►

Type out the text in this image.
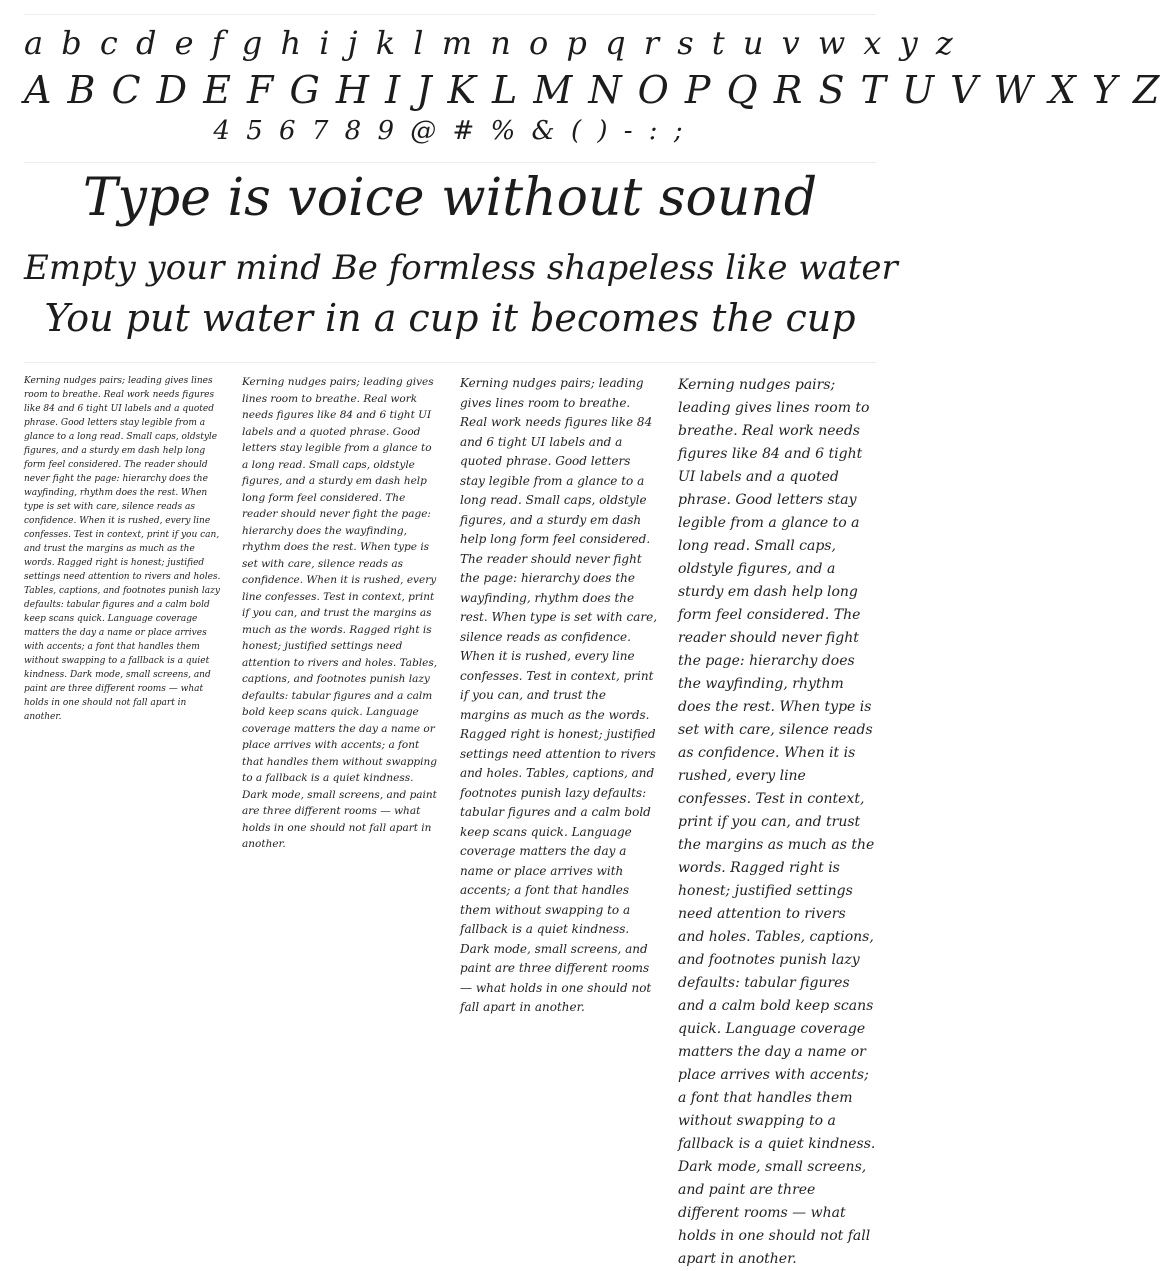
a b c d e f g h i j k l m n o p q r s t u v w x y z
A B C D E F G H I J K L M N O P Q R S T U V W X Y Z
4 5 6 7 8 9 @ # % & ( ) - : ;
Type is voice without sound
Empty your mind Be formless shapeless like water
You put water in a cup it becomes the cup
Kerning nudges pairs; leading gives lines room to breathe. Real work needs figures like 84 and 6 tight UI labels and a quoted phrase. Good letters stay legible from a glance to a long read. Small caps, oldstyle figures, and a sturdy em dash help long form feel considered. The reader should never fight the page: hierarchy does the wayfinding, rhythm does the rest. When type is set with care, silence reads as confidence. When it is rushed, every line confesses. Test in context, print if you can, and trust the margins as much as the words. Ragged right is honest; justified settings need attention to rivers and holes. Tables, captions, and footnotes punish lazy defaults: tabular figures and a calm bold keep scans quick. Language coverage matters the day a name or place arrives with accents; a font that handles them without swapping to a fallback is a quiet kindness. Dark mode, small screens, and paint are three different rooms — what holds in one should not fall apart in another.
Kerning nudges pairs; leading gives lines room to breathe. Real work needs figures like 84 and 6 tight UI labels and a quoted phrase. Good letters stay legible from a glance to a long read. Small caps, oldstyle figures, and a sturdy em dash help long form feel considered. The reader should never fight the page: hierarchy does the wayfinding, rhythm does the rest. When type is set with care, silence reads as confidence. When it is rushed, every line confesses. Test in context, print if you can, and trust the margins as much as the words. Ragged right is honest; justified settings need attention to rivers and holes. Tables, captions, and footnotes punish lazy defaults: tabular figures and a calm bold keep scans quick. Language coverage matters the day a name or place arrives with accents; a font that handles them without swapping to a fallback is a quiet kindness. Dark mode, small screens, and paint are three different rooms — what holds in one should not fall apart in another.
Kerning nudges pairs; leading gives lines room to breathe. Real work needs figures like 84 and 6 tight UI labels and a quoted phrase. Good letters stay legible from a glance to a long read. Small caps, oldstyle figures, and a sturdy em dash help long form feel considered. The reader should never fight the page: hierarchy does the wayfinding, rhythm does the rest. When type is set with care, silence reads as confidence. When it is rushed, every line confesses. Test in context, print if you can, and trust the margins as much as the words. Ragged right is honest; justified settings need attention to rivers and holes. Tables, captions, and footnotes punish lazy defaults: tabular figures and a calm bold keep scans quick. Language coverage matters the day a name or place arrives with accents; a font that handles them without swapping to a fallback is a quiet kindness. Dark mode, small screens, and paint are three different rooms — what holds in one should not fall apart in another.
Kerning nudges pairs; leading gives lines room to breathe. Real work needs figures like 84 and 6 tight UI labels and a quoted phrase. Good letters stay legible from a glance to a long read. Small caps, oldstyle figures, and a sturdy em dash help long form feel considered. The reader should never fight the page: hierarchy does the wayfinding, rhythm does the rest. When type is set with care, silence reads as confidence. When it is rushed, every line confesses. Test in context, print if you can, and trust the margins as much as the words. Ragged right is honest; justified settings need attention to rivers and holes. Tables, captions, and footnotes punish lazy defaults: tabular figures and a calm bold keep scans quick. Language coverage matters the day a name or place arrives with accents; a font that handles them without swapping to a fallback is a quiet kindness. Dark mode, small screens, and paint are three different rooms — what holds in one should not fall apart in another.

◄

» **What this task involves**: Identify every line above that includes the word "water", and show those lines.

» **Correct output**:
Empty your mind Be formless shapeless like water
You put water in a cup it becomes the cup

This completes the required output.